Directions for this task: Present every line of the entries below as a numbered list, leaving out any blank lines.

━━ Records to process

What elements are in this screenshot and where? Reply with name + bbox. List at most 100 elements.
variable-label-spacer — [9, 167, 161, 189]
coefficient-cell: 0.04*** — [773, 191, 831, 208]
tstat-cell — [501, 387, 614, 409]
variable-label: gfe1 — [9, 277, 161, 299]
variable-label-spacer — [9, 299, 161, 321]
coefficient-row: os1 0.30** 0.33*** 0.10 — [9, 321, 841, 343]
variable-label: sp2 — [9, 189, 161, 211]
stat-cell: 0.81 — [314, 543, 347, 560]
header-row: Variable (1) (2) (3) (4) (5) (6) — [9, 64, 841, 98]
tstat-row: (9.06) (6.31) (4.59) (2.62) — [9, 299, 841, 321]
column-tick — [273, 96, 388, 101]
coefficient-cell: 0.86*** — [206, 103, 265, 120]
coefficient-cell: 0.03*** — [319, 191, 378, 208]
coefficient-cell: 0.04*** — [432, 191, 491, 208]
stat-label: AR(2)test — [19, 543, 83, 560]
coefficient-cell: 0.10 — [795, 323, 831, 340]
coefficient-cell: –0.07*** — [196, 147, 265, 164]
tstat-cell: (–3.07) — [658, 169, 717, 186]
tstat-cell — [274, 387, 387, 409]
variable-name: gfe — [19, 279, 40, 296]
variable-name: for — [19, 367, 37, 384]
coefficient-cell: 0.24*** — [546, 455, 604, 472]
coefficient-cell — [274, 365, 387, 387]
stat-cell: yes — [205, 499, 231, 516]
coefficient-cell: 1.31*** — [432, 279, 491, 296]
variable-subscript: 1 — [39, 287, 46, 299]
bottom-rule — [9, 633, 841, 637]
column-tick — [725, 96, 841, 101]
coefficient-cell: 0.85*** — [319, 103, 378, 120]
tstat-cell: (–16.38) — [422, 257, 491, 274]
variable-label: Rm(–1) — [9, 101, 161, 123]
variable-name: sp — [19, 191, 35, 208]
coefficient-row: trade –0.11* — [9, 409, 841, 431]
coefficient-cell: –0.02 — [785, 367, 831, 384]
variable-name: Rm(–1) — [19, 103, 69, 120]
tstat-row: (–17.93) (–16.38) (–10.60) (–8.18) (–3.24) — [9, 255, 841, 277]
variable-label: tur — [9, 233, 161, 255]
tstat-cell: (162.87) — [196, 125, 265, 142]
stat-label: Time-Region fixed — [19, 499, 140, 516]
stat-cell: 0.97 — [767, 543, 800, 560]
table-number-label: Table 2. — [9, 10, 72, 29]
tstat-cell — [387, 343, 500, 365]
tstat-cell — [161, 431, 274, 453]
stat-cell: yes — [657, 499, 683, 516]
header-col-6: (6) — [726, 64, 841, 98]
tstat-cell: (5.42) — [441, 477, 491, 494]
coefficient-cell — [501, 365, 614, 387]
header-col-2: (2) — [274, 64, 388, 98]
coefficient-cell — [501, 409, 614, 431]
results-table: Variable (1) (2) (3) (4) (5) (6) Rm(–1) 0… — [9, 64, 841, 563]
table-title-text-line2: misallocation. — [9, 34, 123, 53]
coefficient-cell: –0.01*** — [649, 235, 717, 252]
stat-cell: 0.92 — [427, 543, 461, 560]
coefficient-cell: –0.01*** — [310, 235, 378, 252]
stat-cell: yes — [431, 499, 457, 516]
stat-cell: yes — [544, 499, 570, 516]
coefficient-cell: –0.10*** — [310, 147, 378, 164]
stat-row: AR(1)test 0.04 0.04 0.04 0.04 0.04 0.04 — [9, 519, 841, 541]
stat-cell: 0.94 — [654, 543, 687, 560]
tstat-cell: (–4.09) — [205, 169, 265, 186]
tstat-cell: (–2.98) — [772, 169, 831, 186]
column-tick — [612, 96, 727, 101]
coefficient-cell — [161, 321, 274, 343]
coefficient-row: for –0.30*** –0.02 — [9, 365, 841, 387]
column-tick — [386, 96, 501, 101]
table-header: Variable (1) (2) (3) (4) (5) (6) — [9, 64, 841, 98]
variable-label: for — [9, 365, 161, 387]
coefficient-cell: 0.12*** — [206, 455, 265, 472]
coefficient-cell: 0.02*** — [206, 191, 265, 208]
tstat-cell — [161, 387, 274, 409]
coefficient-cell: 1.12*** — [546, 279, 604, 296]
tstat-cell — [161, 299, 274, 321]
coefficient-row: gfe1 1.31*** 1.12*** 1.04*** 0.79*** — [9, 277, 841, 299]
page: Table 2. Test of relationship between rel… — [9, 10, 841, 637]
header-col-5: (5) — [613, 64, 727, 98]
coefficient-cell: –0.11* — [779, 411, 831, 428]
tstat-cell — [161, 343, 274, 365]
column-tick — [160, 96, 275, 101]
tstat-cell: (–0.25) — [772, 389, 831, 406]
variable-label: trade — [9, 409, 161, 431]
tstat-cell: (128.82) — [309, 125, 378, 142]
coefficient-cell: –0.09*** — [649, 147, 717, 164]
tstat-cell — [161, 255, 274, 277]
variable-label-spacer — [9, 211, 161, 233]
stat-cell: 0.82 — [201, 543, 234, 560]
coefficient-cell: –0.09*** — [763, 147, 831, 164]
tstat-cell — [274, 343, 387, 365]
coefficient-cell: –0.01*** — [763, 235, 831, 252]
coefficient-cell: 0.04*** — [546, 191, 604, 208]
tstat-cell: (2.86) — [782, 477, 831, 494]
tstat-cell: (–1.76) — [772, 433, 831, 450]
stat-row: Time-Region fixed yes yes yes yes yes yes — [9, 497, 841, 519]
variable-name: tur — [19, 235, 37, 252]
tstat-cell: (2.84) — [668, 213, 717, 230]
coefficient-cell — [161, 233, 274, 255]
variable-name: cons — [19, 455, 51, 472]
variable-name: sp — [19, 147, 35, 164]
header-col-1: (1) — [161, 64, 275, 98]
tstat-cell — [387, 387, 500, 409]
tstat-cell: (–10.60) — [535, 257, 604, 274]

━━━━

Output for this task:
1. What elements are in this screenshot and where? Reply with name + bbox. List at most 100 elements.
2. variable-label-spacer — [9, 167, 161, 189]
3. coefficient-cell: 0.04*** — [773, 191, 831, 208]
4. tstat-cell — [501, 387, 614, 409]
5. variable-label: gfe1 — [9, 277, 161, 299]
6. variable-label-spacer — [9, 299, 161, 321]
7. coefficient-row: os1 0.30** 0.33*** 0.10 — [9, 321, 841, 343]
8. variable-label: sp2 — [9, 189, 161, 211]
9. stat-cell: 0.81 — [314, 543, 347, 560]
10. header-row: Variable (1) (2) (3) (4) (5) (6) — [9, 64, 841, 98]
11. tstat-row: (9.06) (6.31) (4.59) (2.62) — [9, 299, 841, 321]
12. column-tick — [273, 96, 388, 101]
13. coefficient-cell: 0.86*** — [206, 103, 265, 120]
14. coefficient-cell: 0.03*** — [319, 191, 378, 208]
15. coefficient-cell: 0.04*** — [432, 191, 491, 208]
16. stat-label: AR(2)test — [19, 543, 83, 560]
17. coefficient-cell: 0.10 — [795, 323, 831, 340]
18. coefficient-cell: –0.07*** — [196, 147, 265, 164]
19. tstat-cell: (–3.07) — [658, 169, 717, 186]
20. tstat-cell — [274, 387, 387, 409]
21. variable-name: gfe — [19, 279, 40, 296]
22. variable-name: for — [19, 367, 37, 384]
23. coefficient-cell: 0.24*** — [546, 455, 604, 472]
24. coefficient-cell — [274, 365, 387, 387]
25. stat-cell: yes — [205, 499, 231, 516]
26. coefficient-cell: 1.31*** — [432, 279, 491, 296]
27. variable-subscript: 1 — [39, 287, 46, 299]
28. bottom-rule — [9, 633, 841, 637]
29. column-tick — [725, 96, 841, 101]
30. coefficient-cell: 0.85*** — [319, 103, 378, 120]
31. tstat-cell: (–16.38) — [422, 257, 491, 274]
32. variable-label: Rm(–1) — [9, 101, 161, 123]
33. variable-name: sp — [19, 191, 35, 208]
34. coefficient-row: trade –0.11* — [9, 409, 841, 431]
35. coefficient-cell: –0.02 — [785, 367, 831, 384]
36. variable-name: Rm(–1) — [19, 103, 69, 120]
37. tstat-row: (–17.93) (–16.38) (–10.60) (–8.18) (–3.24) — [9, 255, 841, 277]
38. variable-label: tur — [9, 233, 161, 255]
39. tstat-cell: (162.87) — [196, 125, 265, 142]
40. stat-label: Time-Region fixed — [19, 499, 140, 516]
41. stat-cell: 0.97 — [767, 543, 800, 560]
42. table-number-label: Table 2. — [9, 10, 72, 29]
43. tstat-cell — [387, 343, 500, 365]
44. tstat-cell — [161, 431, 274, 453]
45. stat-cell: yes — [657, 499, 683, 516]
46. header-col-6: (6) — [726, 64, 841, 98]
47. tstat-cell: (5.42) — [441, 477, 491, 494]
48. coefficient-cell — [501, 365, 614, 387]
49. header-col-2: (2) — [274, 64, 388, 98]
50. coefficient-cell — [501, 409, 614, 431]
51. results-table: Variable (1) (2) (3) (4) (5) (6) Rm(–1) 0… — [9, 64, 841, 563]
52. table-title-text-line2: misallocation. — [9, 34, 123, 53]
53. coefficient-cell: –0.01*** — [649, 235, 717, 252]
54. stat-cell: 0.92 — [427, 543, 461, 560]
55. coefficient-cell: –0.01*** — [310, 235, 378, 252]
56. stat-cell: yes — [431, 499, 457, 516]
57. stat-cell: yes — [544, 499, 570, 516]
58. coefficient-cell: –0.10*** — [310, 147, 378, 164]
59. stat-row: AR(1)test 0.04 0.04 0.04 0.04 0.04 0.04 — [9, 519, 841, 541]
60. stat-cell: 0.94 — [654, 543, 687, 560]
61. tstat-cell: (–4.09) — [205, 169, 265, 186]
62. tstat-cell: (–2.98) — [772, 169, 831, 186]
63. column-tick — [612, 96, 727, 101]
64. coefficient-cell — [161, 321, 274, 343]
65. coefficient-row: for –0.30*** –0.02 — [9, 365, 841, 387]
66. column-tick — [386, 96, 501, 101]
67. table-header: Variable (1) (2) (3) (4) (5) (6) — [9, 64, 841, 98]
68. variable-label: for — [9, 365, 161, 387]
69. coefficient-cell: 0.12*** — [206, 455, 265, 472]
70. coefficient-cell: 0.02*** — [206, 191, 265, 208]
71. tstat-cell — [161, 387, 274, 409]
72. coefficient-cell: 1.12*** — [546, 279, 604, 296]
73. tstat-cell — [161, 299, 274, 321]
74. coefficient-row: gfe1 1.31*** 1.12*** 1.04*** 0.79*** — [9, 277, 841, 299]
75. page: Table 2. Test of relationship between rel… — [9, 10, 841, 637]
76. header-col-5: (5) — [613, 64, 727, 98]
77. coefficient-cell: –0.11* — [779, 411, 831, 428]
78. tstat-cell — [161, 343, 274, 365]
79. column-tick — [160, 96, 275, 101]
80. tstat-cell: (–0.25) — [772, 389, 831, 406]
81. variable-label: trade — [9, 409, 161, 431]
82. tstat-cell: (128.82) — [309, 125, 378, 142]
83. coefficient-cell: –0.09*** — [649, 147, 717, 164]
84. tstat-cell — [161, 255, 274, 277]
85. variable-label-spacer — [9, 211, 161, 233]
86. stat-cell: 0.82 — [201, 543, 234, 560]
87. coefficient-cell: –0.09*** — [763, 147, 831, 164]
88. tstat-cell — [274, 343, 387, 365]
89. coefficient-cell: –0.01*** — [763, 235, 831, 252]
90. coefficient-cell: 0.04*** — [546, 191, 604, 208]
91. tstat-cell: (2.86) — [782, 477, 831, 494]
92. tstat-cell: (–1.76) — [772, 433, 831, 450]
93. stat-row: Time-Region fixed yes yes yes yes yes yes — [9, 497, 841, 519]
94. variable-name: tur — [19, 235, 37, 252]
95. tstat-cell: (2.84) — [668, 213, 717, 230]
96. coefficient-cell — [161, 233, 274, 255]
97. variable-name: cons — [19, 455, 51, 472]
98. variable-name: sp — [19, 147, 35, 164]
99. header-col-1: (1) — [161, 64, 275, 98]
100. tstat-cell — [387, 387, 500, 409]
101. tstat-cell: (–10.60) — [535, 257, 604, 274]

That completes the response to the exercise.